** START OF Exercise data **
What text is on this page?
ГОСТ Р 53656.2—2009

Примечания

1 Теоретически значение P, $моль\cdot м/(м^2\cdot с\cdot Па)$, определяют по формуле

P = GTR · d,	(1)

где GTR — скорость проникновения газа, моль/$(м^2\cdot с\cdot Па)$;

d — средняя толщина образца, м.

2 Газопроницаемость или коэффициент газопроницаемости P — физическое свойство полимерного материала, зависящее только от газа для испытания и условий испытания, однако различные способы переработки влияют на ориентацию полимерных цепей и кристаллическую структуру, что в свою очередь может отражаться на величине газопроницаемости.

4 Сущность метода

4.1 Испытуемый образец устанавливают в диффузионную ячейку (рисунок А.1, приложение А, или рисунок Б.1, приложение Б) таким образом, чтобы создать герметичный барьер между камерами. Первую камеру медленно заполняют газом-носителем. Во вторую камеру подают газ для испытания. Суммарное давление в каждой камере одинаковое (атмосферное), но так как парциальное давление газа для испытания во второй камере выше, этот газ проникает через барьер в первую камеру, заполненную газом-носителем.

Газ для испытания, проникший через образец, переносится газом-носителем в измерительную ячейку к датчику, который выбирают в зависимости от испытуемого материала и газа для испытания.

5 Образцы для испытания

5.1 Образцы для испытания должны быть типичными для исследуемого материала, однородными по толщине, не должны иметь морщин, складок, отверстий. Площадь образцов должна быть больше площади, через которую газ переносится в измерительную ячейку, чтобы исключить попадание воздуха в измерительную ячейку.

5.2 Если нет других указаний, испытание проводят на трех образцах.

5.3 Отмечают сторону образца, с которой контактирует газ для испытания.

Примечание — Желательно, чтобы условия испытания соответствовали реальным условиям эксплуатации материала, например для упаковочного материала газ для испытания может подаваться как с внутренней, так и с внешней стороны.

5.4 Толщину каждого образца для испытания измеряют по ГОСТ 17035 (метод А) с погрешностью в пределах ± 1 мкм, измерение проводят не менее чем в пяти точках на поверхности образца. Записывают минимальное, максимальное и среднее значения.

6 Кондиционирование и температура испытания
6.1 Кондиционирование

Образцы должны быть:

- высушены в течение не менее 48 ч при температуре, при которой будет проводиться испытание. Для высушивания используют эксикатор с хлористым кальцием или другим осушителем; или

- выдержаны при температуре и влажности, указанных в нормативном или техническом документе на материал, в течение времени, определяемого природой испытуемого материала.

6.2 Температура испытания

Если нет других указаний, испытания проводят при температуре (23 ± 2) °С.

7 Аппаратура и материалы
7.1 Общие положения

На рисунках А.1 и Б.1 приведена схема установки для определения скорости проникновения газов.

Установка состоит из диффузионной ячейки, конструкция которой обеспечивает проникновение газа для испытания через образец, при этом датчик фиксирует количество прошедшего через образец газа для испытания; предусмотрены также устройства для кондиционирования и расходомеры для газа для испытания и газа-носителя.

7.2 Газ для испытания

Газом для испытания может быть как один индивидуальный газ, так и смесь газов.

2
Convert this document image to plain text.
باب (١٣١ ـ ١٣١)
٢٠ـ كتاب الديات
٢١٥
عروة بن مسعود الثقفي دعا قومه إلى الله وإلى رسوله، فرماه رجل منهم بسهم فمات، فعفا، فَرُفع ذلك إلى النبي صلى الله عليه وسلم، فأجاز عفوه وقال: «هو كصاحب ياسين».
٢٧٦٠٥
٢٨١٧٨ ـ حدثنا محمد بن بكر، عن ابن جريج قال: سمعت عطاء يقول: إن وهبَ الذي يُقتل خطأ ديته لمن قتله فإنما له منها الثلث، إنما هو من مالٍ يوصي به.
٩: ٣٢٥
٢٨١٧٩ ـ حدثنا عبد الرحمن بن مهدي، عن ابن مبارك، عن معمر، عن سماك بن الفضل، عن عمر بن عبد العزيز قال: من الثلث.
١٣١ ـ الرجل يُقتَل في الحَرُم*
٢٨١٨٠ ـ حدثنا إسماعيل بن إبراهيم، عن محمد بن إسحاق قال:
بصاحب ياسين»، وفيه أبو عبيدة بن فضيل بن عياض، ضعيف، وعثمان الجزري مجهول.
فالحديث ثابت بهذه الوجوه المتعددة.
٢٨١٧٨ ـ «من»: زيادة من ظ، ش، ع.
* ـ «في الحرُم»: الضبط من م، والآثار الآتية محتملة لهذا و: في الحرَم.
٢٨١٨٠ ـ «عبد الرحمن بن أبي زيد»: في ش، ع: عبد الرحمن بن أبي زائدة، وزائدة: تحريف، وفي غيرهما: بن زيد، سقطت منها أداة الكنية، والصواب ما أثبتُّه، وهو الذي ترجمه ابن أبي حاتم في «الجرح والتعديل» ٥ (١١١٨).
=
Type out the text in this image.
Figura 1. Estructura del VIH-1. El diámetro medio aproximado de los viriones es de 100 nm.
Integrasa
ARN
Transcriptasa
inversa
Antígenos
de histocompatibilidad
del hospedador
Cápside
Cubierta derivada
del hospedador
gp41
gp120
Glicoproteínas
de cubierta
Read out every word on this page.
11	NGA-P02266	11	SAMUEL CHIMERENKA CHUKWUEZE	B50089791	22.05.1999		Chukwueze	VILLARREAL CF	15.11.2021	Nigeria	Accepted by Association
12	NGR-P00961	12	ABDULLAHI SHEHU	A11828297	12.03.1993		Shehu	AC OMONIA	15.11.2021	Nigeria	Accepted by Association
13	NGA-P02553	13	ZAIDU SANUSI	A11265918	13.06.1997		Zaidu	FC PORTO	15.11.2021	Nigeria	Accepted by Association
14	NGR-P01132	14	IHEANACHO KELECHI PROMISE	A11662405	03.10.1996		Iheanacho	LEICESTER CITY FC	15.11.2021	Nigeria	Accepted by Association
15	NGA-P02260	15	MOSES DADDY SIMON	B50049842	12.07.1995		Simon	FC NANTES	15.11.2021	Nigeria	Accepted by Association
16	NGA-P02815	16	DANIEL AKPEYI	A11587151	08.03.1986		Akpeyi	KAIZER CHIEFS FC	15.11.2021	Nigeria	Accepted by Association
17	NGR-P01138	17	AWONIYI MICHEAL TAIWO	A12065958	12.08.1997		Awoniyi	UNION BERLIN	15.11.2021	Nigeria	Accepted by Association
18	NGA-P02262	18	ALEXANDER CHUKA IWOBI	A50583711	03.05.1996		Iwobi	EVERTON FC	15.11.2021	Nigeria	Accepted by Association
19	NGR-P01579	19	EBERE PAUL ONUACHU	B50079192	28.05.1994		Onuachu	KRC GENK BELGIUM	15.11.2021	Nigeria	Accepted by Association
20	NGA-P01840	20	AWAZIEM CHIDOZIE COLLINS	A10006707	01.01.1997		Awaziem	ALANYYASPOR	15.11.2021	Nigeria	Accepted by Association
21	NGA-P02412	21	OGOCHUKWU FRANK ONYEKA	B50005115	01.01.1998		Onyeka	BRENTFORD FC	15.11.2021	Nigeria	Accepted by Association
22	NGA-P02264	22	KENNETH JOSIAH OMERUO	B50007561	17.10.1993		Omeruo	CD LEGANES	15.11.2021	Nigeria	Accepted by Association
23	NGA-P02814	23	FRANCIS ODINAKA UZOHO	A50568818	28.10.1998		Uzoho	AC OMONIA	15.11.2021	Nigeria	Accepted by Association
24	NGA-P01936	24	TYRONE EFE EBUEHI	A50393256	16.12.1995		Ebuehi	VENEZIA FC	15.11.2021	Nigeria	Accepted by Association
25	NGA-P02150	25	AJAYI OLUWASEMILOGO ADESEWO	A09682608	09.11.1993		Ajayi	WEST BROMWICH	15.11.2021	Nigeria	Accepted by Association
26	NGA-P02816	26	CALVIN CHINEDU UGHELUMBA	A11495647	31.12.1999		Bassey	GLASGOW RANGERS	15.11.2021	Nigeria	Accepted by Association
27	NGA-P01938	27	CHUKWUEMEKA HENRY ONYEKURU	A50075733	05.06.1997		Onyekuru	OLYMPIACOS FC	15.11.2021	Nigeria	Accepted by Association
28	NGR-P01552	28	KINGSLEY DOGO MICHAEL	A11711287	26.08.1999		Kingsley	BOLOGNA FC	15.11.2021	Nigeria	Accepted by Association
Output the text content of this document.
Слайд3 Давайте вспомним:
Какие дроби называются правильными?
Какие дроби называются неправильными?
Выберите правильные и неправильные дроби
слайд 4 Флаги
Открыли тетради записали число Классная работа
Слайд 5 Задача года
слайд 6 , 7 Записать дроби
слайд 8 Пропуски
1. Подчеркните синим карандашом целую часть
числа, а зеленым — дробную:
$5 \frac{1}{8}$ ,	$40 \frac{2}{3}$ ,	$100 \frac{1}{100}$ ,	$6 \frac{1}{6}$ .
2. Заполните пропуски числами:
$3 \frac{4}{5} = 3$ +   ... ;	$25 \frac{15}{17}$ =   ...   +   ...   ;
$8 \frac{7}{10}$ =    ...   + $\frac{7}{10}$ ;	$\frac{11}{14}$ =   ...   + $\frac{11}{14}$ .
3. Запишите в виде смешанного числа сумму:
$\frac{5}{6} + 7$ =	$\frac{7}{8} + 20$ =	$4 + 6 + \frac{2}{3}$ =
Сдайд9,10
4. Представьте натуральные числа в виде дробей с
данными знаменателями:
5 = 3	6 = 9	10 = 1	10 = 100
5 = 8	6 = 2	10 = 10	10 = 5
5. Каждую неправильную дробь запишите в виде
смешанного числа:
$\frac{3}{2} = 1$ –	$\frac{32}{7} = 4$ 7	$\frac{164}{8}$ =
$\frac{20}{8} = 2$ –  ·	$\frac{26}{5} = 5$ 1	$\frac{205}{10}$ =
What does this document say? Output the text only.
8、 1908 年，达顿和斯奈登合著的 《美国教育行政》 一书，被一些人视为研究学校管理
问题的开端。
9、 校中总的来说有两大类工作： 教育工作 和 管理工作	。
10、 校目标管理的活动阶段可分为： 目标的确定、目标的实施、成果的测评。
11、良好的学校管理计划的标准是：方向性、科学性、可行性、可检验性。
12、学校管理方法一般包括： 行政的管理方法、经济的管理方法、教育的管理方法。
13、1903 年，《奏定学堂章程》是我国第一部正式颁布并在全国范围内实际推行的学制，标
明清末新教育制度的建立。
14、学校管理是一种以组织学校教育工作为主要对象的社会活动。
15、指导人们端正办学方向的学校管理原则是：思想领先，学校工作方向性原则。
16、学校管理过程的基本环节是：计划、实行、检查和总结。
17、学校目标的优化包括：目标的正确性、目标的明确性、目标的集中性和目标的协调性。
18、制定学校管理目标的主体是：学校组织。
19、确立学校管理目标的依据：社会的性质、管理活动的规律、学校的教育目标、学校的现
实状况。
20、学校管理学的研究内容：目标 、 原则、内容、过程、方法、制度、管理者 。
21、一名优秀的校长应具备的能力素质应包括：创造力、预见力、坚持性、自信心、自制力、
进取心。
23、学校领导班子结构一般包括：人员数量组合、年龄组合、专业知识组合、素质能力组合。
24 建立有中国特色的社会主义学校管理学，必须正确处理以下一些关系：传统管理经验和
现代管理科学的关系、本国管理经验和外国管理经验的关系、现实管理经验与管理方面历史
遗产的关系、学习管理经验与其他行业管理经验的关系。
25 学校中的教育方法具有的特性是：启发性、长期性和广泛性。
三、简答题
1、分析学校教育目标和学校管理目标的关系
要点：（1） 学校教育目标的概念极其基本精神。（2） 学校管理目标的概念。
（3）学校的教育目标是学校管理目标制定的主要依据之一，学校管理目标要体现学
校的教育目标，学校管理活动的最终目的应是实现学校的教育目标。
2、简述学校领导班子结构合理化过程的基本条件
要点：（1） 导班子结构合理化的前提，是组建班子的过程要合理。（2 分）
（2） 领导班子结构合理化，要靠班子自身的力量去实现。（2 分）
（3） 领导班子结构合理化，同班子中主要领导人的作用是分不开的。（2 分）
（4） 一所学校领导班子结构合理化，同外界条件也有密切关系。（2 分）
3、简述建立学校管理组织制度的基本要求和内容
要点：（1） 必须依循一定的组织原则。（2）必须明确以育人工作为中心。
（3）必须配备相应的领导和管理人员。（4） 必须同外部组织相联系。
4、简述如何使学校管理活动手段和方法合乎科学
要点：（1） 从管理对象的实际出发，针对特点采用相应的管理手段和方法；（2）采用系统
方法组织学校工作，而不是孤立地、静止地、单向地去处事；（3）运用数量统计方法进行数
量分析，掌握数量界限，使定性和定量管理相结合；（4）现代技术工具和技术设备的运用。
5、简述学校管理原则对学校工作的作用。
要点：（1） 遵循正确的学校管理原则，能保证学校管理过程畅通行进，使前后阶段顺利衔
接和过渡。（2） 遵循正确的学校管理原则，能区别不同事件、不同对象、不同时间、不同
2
** END OF Exercise data **
Prompt :: Say how many lines of the material contain the word "дроби", with no other text.

Correct result :: 4